* begin Entries shown *

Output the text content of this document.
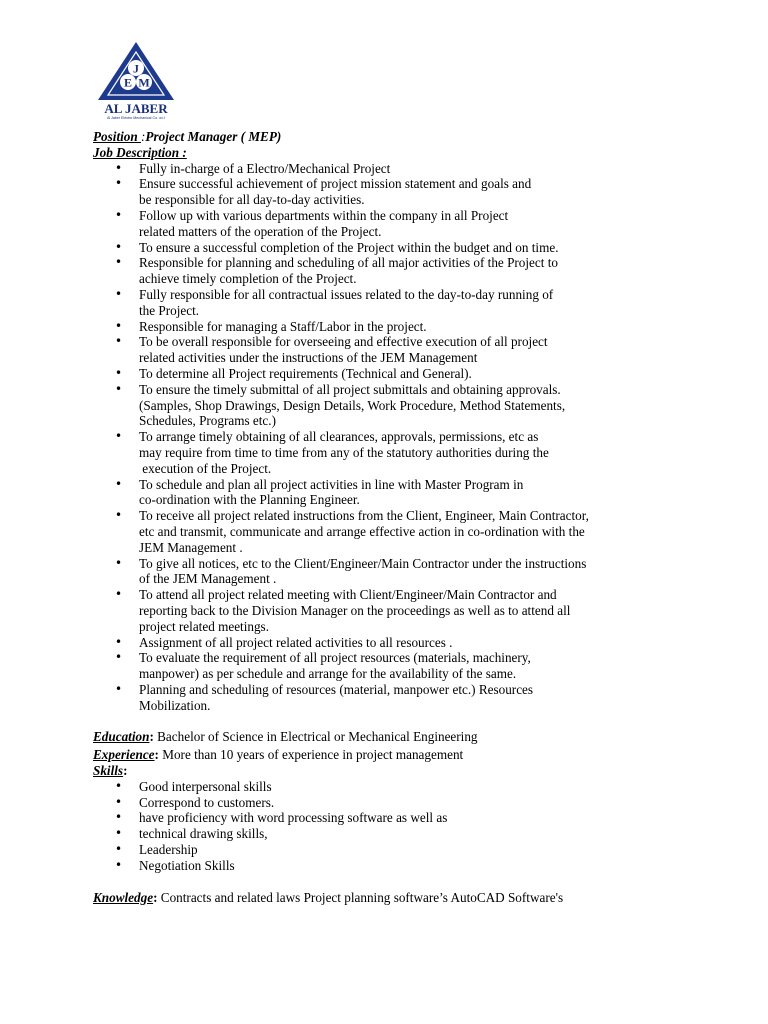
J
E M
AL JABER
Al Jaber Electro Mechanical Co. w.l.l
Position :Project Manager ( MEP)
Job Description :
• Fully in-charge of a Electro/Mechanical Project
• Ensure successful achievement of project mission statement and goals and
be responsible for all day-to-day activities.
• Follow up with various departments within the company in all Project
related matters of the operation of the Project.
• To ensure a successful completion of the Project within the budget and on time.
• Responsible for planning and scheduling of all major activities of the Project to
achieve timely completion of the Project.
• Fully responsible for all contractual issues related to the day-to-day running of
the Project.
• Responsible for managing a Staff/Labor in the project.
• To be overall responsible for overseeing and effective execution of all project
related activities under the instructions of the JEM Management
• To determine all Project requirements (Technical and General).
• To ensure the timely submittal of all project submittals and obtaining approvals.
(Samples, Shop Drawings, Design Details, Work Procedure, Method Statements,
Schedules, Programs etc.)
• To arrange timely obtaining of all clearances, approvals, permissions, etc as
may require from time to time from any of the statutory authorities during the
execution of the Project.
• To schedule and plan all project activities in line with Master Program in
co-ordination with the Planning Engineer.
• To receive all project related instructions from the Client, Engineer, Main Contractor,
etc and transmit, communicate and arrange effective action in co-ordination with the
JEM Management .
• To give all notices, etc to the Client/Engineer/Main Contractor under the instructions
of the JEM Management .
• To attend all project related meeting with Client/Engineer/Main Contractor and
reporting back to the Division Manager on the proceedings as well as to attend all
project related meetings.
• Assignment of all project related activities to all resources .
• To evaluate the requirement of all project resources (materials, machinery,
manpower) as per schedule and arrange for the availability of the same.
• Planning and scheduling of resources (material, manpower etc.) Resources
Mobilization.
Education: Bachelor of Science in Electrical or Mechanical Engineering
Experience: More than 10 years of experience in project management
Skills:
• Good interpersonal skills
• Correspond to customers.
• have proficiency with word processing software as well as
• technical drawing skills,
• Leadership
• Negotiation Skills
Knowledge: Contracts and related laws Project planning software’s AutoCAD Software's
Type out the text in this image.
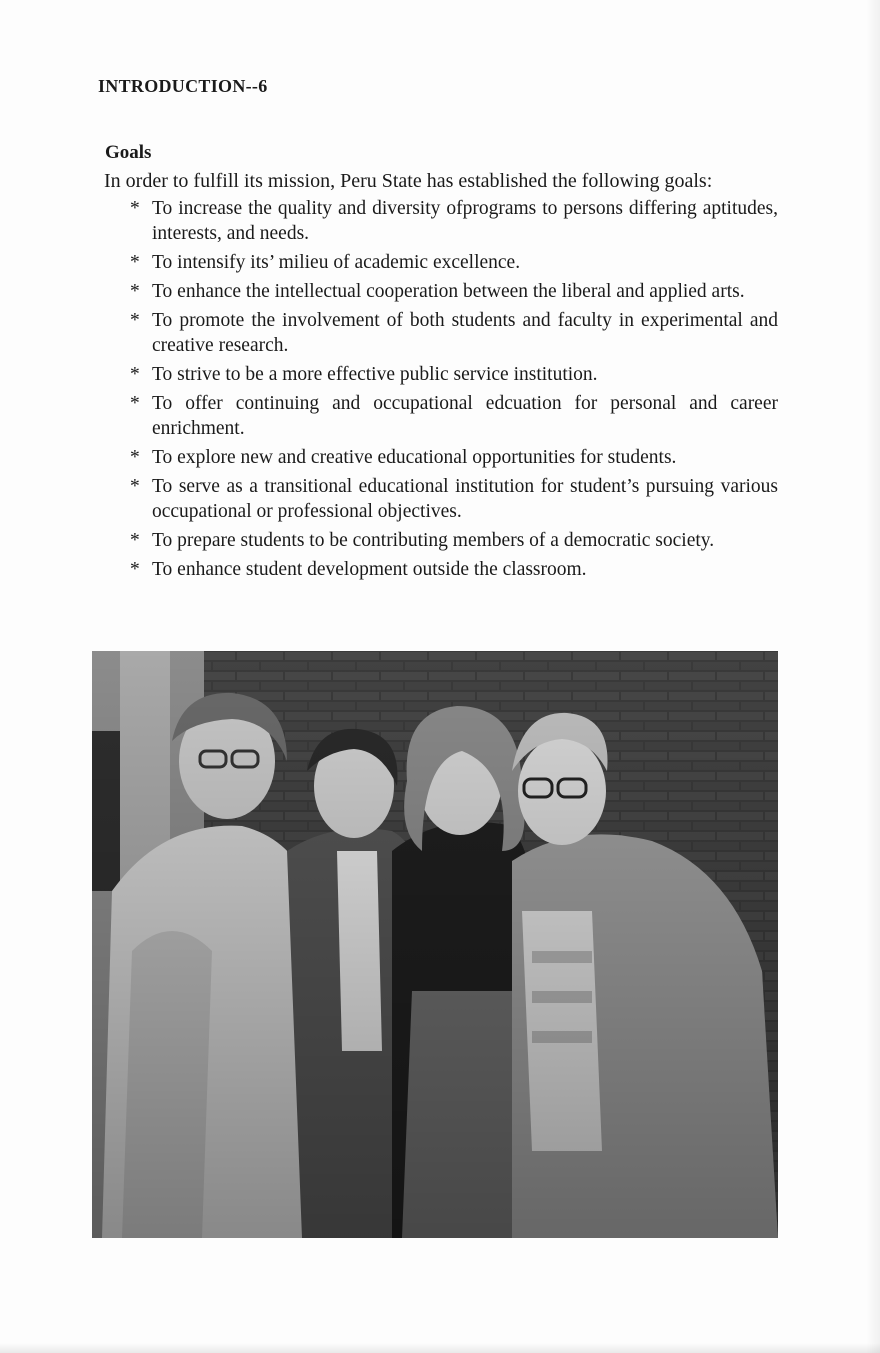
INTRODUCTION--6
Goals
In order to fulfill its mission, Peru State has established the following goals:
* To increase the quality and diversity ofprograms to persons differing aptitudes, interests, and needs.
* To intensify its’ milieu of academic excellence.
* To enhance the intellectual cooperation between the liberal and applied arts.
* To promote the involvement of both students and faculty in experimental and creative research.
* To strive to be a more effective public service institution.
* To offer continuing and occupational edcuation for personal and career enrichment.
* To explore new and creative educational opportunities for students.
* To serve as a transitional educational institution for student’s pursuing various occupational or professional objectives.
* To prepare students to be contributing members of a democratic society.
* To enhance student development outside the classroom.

* end Entries shown *

> [Job]:
Copy out all lines where the word "related" appears.

> [Response for this exercise]:
related matters of the operation of the Project.
• Fully responsible for all contractual issues related to the day-to-day running of
related activities under the instructions of the JEM Management
• To receive all project related instructions from the Client, Engineer, Main Contractor,
• To attend all project related meeting with Client/Engineer/Main Contractor and
project related meetings.
• Assignment of all project related activities to all resources .
Knowledge: Contracts and related laws Project planning software’s AutoCAD Software's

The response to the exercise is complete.